• [WHAT YOU SHOULD DO]: Copy the records below exactly, leaving out any pictures.

• [RECORD EXTRACTS]:
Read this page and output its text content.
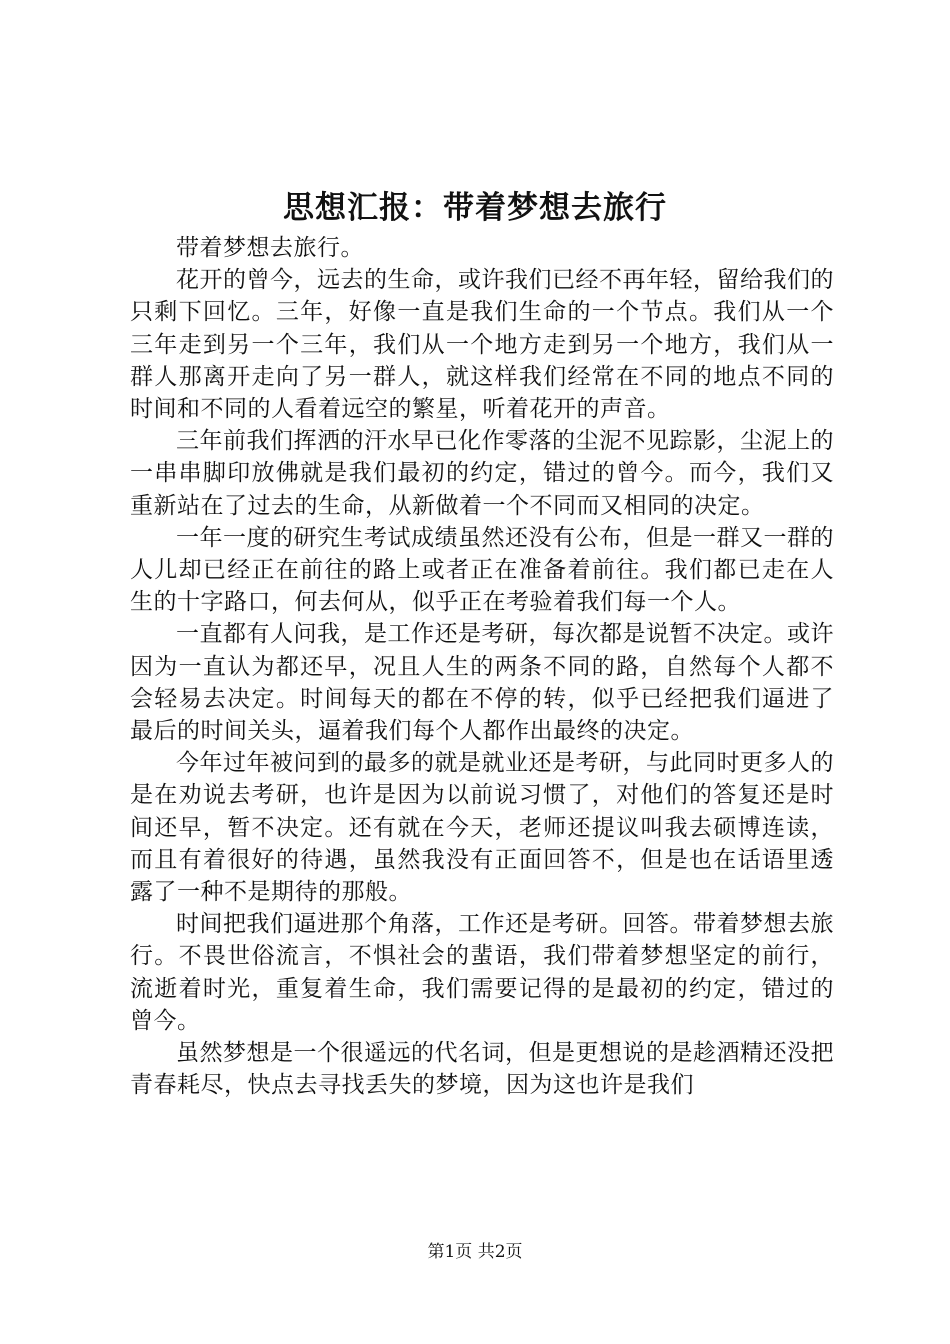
思想汇报：带着梦想去旅行

带着梦想去旅行。

花开的曾今，远去的生命，或许我们已经不再年轻，留给我们的只剩下回忆。三年，好像一直是我们生命的一个节点。我们从一个三年走到另一个三年，我们从一个地方走到另一个地方，我们从一群人那离开走向了另一群人，就这样我们经常在不同的地点不同的时间和不同的人看着远空的繁星，听着花开的声音。

三年前我们挥洒的汗水早已化作零落的尘泥不见踪影，尘泥上的一串串脚印放佛就是我们最初的约定，错过的曾今。而今，我们又重新站在了过去的生命，从新做着一个不同而又相同的决定。

一年一度的研究生考试成绩虽然还没有公布，但是一群又一群的人儿却已经正在前往的路上或者正在准备着前往。我们都已走在人生的十字路口，何去何从，似乎正在考验着我们每一个人。

一直都有人问我，是工作还是考研，每次都是说暂不决定。或许因为一直认为都还早，况且人生的两条不同的路，自然每个人都不会轻易去决定。时间每天的都在不停的转，似乎已经把我们逼进了最后的时间关头，逼着我们每个人都作出最终的决定。

今年过年被问到的最多的就是就业还是考研，与此同时更多人的是在劝说去考研，也许是因为以前说习惯了，对他们的答复还是时间还早，暂不决定。还有就在今天，老师还提议叫我去硕博连读，而且有着很好的待遇，虽然我没有正面回答不，但是也在话语里透露了一种不是期待的那般。

时间把我们逼进那个角落，工作还是考研。回答。带着梦想去旅行。不畏世俗流言，不惧社会的蜚语，我们带着梦想坚定的前行，流逝着时光，重复着生命，我们需要记得的是最初的约定，错过的曾今。

虽然梦想是一个很遥远的代名词，但是更想说的是趁酒精还没把青春耗尽，快点去寻找丢失的梦境，因为这也许是我们

第1页 共2页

• [OUTPUT BELOW]:
Read this page and output its text content.
思想汇报：带着梦想去旅行

带着梦想去旅行。

花开的曾今，远去的生命，或许我们已经不再年轻，留给我们的只剩下回忆。三年，好像一直是我们生命的一个节点。我们从一个三年走到另一个三年，我们从一个地方走到另一个地方，我们从一群人那离开走向了另一群人，就这样我们经常在不同的地点不同的时间和不同的人看着远空的繁星，听着花开的声音。

三年前我们挥洒的汗水早已化作零落的尘泥不见踪影，尘泥上的一串串脚印放佛就是我们最初的约定，错过的曾今。而今，我们又重新站在了过去的生命，从新做着一个不同而又相同的决定。

一年一度的研究生考试成绩虽然还没有公布，但是一群又一群的人儿却已经正在前往的路上或者正在准备着前往。我们都已走在人生的十字路口，何去何从，似乎正在考验着我们每一个人。

一直都有人问我，是工作还是考研，每次都是说暂不决定。或许因为一直认为都还早，况且人生的两条不同的路，自然每个人都不会轻易去决定。时间每天的都在不停的转，似乎已经把我们逼进了最后的时间关头，逼着我们每个人都作出最终的决定。

今年过年被问到的最多的就是就业还是考研，与此同时更多人的是在劝说去考研，也许是因为以前说习惯了，对他们的答复还是时间还早，暂不决定。还有就在今天，老师还提议叫我去硕博连读，而且有着很好的待遇，虽然我没有正面回答不，但是也在话语里透露了一种不是期待的那般。

时间把我们逼进那个角落，工作还是考研。回答。带着梦想去旅行。不畏世俗流言，不惧社会的蜚语，我们带着梦想坚定的前行，流逝着时光，重复着生命，我们需要记得的是最初的约定，错过的曾今。

虽然梦想是一个很遥远的代名词，但是更想说的是趁酒精还没把青春耗尽，快点去寻找丢失的梦境，因为这也许是我们

第1页 共2页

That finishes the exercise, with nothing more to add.